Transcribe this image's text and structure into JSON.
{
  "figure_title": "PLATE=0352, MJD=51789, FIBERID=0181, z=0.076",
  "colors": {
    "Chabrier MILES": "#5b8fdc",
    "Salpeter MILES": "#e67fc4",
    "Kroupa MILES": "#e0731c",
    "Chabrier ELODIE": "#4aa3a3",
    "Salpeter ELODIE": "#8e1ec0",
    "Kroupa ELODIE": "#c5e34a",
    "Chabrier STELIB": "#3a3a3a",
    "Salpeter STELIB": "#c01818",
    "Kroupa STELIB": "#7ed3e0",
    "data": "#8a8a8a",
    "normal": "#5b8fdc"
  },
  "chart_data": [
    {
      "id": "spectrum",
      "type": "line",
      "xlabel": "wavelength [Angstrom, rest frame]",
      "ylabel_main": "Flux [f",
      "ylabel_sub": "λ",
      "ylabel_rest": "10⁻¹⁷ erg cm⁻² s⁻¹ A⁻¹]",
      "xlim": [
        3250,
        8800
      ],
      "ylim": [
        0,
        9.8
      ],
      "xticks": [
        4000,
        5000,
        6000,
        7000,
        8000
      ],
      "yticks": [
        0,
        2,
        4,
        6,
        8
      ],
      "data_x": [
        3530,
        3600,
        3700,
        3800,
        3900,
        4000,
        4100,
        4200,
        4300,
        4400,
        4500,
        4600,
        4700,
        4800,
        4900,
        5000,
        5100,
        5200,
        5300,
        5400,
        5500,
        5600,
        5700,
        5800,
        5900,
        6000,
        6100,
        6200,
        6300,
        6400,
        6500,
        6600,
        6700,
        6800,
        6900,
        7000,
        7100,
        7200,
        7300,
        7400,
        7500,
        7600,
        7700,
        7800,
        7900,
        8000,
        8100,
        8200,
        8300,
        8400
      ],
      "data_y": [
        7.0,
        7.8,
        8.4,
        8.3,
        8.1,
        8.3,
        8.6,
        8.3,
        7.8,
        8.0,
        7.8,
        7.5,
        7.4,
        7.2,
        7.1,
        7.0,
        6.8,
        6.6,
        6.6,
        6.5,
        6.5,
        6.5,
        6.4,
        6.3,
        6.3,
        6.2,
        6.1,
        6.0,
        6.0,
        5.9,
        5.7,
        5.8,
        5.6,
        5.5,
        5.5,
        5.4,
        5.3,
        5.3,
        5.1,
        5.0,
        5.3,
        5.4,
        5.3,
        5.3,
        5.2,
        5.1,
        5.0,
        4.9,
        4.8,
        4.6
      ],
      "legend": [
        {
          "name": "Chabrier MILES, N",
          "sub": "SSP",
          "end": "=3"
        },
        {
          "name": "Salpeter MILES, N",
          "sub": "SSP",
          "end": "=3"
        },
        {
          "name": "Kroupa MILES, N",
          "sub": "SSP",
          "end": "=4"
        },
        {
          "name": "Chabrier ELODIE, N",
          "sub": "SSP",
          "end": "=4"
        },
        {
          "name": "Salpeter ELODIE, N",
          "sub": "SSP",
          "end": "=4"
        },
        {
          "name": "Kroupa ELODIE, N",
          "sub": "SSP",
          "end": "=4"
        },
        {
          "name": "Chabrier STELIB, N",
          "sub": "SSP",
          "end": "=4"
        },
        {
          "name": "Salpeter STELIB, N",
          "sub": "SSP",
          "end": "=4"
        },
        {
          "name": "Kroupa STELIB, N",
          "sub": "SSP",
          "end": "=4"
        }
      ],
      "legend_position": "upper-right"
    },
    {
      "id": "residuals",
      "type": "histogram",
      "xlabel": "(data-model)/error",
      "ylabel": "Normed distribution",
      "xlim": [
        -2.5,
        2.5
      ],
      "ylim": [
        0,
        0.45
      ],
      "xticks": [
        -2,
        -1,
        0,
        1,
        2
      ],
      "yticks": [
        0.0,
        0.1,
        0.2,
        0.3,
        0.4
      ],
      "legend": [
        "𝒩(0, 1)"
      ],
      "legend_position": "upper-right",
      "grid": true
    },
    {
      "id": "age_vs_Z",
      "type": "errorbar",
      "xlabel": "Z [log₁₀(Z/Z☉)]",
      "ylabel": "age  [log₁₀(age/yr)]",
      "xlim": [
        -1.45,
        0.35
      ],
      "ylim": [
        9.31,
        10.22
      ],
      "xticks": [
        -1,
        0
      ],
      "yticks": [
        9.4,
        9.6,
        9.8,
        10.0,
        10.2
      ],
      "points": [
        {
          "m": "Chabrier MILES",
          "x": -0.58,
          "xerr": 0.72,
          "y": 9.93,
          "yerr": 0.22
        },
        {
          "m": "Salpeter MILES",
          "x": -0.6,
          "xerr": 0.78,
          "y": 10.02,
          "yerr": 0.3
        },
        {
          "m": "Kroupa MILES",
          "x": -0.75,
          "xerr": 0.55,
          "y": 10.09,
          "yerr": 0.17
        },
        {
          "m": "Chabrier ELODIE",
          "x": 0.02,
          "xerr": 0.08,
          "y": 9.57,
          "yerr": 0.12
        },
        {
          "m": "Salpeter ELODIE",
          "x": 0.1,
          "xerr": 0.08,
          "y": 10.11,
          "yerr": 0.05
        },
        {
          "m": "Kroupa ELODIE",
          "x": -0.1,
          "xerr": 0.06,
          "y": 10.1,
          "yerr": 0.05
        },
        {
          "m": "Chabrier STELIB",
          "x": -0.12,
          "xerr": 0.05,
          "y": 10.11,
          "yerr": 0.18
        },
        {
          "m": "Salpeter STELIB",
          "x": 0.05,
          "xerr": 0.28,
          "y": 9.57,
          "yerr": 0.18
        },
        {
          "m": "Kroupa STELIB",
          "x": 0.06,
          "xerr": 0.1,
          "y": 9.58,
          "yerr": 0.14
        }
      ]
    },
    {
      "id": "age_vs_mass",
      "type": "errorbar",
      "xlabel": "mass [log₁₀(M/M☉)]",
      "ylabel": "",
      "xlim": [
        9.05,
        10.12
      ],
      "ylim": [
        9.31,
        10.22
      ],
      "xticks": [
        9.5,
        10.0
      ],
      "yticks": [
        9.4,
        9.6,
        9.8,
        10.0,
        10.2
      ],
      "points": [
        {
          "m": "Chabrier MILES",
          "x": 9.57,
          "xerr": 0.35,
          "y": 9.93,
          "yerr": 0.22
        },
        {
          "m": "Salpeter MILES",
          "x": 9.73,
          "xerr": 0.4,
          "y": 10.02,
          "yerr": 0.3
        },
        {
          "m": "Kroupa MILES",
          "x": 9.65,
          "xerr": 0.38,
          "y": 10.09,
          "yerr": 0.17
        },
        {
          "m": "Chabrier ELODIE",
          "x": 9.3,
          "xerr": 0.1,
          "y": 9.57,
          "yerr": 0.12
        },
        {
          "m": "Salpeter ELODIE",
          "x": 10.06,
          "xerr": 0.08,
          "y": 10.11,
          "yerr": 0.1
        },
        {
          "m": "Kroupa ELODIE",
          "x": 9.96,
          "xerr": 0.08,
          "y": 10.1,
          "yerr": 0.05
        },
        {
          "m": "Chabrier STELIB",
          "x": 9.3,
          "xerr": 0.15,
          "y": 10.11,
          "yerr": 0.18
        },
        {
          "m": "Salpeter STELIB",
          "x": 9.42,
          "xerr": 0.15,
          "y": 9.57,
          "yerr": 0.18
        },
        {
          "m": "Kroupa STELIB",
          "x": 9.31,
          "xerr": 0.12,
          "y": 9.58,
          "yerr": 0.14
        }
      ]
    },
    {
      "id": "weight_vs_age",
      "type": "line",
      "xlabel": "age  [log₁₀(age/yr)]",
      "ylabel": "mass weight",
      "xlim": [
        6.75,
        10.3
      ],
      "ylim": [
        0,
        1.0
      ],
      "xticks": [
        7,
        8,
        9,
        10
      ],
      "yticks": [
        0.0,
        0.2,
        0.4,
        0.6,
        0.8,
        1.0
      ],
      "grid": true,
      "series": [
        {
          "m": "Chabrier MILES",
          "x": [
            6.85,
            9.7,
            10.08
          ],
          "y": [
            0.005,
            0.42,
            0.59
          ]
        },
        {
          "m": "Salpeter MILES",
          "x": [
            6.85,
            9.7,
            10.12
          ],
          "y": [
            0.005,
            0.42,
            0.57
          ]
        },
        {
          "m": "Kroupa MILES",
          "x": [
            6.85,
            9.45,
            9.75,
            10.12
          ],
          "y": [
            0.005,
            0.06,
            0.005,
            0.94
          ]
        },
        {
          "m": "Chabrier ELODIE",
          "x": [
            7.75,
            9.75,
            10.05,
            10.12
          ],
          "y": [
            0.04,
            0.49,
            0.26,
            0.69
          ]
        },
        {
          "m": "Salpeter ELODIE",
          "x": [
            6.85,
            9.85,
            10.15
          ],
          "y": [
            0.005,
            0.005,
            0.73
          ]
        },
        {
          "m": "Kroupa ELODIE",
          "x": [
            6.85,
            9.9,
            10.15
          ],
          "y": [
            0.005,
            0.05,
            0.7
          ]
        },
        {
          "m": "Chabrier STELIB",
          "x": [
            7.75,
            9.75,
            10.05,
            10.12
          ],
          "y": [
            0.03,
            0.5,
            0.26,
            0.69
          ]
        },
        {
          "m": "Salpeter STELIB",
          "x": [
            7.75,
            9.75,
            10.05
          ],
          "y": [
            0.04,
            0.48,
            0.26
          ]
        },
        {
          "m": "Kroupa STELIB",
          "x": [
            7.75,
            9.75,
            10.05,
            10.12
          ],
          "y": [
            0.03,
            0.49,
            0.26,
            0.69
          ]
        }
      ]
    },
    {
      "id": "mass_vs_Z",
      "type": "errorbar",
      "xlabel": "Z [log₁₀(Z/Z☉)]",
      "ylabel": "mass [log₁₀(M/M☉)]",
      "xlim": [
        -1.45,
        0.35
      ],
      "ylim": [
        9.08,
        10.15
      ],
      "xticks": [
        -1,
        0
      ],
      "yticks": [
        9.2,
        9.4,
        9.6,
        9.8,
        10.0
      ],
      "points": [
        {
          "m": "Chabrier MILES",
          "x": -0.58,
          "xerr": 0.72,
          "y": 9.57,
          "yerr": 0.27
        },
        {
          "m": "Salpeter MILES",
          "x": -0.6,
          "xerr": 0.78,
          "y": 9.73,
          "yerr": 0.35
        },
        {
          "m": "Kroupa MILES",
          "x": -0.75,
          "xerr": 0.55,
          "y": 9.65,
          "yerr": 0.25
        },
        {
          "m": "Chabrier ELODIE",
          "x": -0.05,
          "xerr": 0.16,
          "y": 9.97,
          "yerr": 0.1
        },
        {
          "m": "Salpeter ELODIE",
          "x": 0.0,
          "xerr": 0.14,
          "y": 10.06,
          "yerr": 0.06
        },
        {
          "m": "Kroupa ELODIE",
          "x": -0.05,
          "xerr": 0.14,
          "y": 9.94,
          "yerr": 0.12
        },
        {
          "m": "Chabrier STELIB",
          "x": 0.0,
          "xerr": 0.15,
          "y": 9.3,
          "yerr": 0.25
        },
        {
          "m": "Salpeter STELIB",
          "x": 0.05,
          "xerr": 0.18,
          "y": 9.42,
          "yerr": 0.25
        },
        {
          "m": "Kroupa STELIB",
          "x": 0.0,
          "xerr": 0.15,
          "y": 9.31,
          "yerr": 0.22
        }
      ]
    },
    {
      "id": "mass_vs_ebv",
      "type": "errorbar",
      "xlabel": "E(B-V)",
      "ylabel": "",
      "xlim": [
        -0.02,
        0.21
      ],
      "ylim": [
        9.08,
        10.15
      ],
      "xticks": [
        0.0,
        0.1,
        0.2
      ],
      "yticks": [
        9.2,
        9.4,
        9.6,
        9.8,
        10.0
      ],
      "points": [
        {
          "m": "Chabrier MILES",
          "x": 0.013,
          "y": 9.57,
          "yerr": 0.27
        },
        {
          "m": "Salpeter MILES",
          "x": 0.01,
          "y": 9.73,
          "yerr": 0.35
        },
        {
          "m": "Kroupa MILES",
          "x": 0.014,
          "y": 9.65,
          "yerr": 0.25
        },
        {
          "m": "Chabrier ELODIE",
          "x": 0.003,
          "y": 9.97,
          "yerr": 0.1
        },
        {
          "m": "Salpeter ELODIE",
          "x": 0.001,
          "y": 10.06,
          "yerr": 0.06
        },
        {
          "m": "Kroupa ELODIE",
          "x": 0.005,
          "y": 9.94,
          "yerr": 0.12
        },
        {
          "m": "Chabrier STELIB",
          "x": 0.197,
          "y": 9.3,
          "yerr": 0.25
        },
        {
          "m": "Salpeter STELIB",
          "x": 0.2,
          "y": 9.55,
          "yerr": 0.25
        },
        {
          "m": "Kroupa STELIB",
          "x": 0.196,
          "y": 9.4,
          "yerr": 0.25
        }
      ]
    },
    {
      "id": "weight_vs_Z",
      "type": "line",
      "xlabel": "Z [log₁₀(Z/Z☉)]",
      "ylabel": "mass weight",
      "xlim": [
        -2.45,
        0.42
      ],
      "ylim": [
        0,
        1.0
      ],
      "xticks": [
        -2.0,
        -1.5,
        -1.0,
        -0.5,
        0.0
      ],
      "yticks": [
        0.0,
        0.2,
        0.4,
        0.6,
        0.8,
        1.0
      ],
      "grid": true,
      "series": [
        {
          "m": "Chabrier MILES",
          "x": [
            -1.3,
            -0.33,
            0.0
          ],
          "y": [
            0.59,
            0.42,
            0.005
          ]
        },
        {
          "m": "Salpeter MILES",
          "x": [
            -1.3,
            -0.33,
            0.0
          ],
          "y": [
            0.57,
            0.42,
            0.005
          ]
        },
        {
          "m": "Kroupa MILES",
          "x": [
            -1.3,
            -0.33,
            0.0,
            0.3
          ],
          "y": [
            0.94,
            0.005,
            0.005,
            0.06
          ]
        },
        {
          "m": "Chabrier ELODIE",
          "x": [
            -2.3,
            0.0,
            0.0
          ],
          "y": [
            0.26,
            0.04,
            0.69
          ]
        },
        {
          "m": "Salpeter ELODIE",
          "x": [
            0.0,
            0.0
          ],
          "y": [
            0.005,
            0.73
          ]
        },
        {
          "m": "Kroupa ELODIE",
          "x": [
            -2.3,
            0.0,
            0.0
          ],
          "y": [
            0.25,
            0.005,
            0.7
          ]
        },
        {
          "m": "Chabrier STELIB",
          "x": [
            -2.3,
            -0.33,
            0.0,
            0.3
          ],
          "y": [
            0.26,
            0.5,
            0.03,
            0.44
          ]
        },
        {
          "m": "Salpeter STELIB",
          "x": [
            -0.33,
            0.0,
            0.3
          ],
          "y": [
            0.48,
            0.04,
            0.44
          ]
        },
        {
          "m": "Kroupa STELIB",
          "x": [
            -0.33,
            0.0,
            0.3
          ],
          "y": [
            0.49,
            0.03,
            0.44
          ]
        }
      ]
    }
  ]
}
------------------------------
What the task requires -> Count up the lines in the listing that hold the word "right", and give that number only.

Answer to this task -> 2